» EXERCISE: Check each line of the material below, and copy it if it holds the string "name".

» EXERCISE INPUTS:

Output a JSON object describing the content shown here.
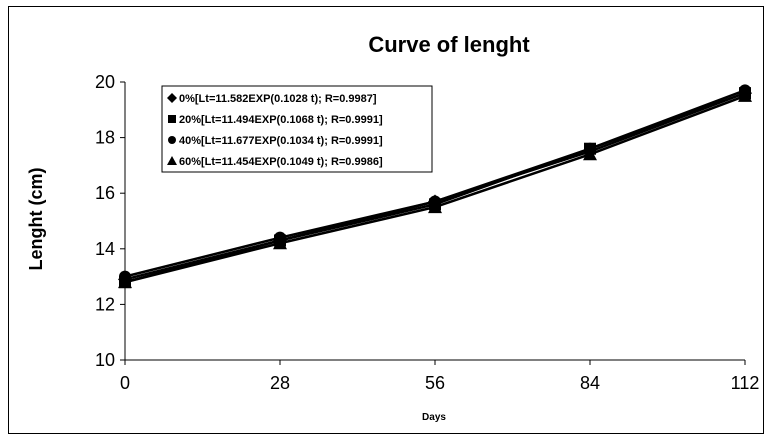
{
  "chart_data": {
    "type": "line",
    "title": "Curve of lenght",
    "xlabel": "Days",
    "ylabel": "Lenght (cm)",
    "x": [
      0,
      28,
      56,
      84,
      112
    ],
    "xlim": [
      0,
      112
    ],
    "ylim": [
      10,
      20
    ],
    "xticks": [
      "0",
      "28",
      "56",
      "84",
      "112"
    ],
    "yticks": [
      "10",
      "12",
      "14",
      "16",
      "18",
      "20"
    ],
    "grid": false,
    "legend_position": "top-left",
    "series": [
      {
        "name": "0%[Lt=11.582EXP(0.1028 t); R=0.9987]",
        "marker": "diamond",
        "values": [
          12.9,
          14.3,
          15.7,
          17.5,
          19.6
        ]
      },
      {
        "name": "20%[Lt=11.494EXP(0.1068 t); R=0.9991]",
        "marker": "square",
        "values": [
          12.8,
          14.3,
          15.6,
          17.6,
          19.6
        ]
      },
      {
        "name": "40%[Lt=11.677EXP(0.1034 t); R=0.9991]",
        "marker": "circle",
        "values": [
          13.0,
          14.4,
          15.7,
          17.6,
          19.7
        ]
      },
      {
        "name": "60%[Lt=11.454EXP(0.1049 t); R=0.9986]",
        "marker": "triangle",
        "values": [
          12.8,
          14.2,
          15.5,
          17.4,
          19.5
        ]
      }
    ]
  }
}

» FINAL RESULT:
        "name": "0%[Lt=11.582EXP(0.1028 t); R=0.9987]",
        "name": "20%[Lt=11.494EXP(0.1068 t); R=0.9991]",
        "name": "40%[Lt=11.677EXP(0.1034 t); R=0.9991]",
        "name": "60%[Lt=11.454EXP(0.1049 t); R=0.9986]",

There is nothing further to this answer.